:: Records supplied ::

** begin **

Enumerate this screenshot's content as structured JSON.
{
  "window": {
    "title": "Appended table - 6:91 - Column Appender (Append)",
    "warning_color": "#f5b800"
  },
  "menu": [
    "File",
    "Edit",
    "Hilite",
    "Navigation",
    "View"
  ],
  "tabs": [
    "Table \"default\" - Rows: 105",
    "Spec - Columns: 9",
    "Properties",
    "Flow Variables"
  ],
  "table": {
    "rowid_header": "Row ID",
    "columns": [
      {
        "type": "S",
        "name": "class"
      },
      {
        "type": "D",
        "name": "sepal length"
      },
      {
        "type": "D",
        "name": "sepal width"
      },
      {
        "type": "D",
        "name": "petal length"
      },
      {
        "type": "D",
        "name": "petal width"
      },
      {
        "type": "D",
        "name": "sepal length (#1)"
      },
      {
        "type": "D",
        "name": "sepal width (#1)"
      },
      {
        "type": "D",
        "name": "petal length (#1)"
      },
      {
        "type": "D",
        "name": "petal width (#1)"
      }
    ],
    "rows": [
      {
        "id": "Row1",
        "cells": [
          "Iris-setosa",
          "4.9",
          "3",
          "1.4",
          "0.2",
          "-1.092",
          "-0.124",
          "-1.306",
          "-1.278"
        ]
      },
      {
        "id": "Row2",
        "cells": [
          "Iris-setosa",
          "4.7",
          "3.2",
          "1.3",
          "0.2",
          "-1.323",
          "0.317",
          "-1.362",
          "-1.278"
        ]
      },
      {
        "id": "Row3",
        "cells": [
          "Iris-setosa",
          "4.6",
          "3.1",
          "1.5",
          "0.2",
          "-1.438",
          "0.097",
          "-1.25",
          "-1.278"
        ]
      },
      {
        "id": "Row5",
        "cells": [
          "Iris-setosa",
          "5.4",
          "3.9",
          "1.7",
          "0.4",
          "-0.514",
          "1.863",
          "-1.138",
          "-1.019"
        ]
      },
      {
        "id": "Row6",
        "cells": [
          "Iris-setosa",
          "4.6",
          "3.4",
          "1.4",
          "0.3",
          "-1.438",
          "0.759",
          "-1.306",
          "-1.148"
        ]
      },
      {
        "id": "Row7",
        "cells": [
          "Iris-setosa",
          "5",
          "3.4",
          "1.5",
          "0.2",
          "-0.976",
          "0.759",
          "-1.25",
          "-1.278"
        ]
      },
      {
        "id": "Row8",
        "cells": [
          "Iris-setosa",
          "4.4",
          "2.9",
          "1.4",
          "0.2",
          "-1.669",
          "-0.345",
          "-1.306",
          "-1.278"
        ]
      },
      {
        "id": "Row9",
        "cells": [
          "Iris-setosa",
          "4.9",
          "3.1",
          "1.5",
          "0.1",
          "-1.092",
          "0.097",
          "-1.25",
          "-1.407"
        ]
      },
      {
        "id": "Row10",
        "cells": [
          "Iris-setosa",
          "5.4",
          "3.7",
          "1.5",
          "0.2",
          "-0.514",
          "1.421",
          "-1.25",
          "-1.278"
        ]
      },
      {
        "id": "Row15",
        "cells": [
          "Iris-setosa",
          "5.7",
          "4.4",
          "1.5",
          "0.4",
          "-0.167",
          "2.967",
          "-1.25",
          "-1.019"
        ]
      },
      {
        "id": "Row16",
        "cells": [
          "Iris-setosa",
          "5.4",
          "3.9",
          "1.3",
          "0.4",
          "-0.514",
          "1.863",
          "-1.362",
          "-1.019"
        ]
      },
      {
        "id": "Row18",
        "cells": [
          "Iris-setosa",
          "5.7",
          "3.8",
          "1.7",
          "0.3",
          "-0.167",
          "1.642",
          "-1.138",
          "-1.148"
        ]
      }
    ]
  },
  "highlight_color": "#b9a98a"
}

** end **

:: Prompt ::
Return each full line of the entries that contains the word "length".

:: Exercise response ::
        "name": "sepal length"
        "name": "petal length"
        "name": "sepal length (#1)"
        "name": "petal length (#1)"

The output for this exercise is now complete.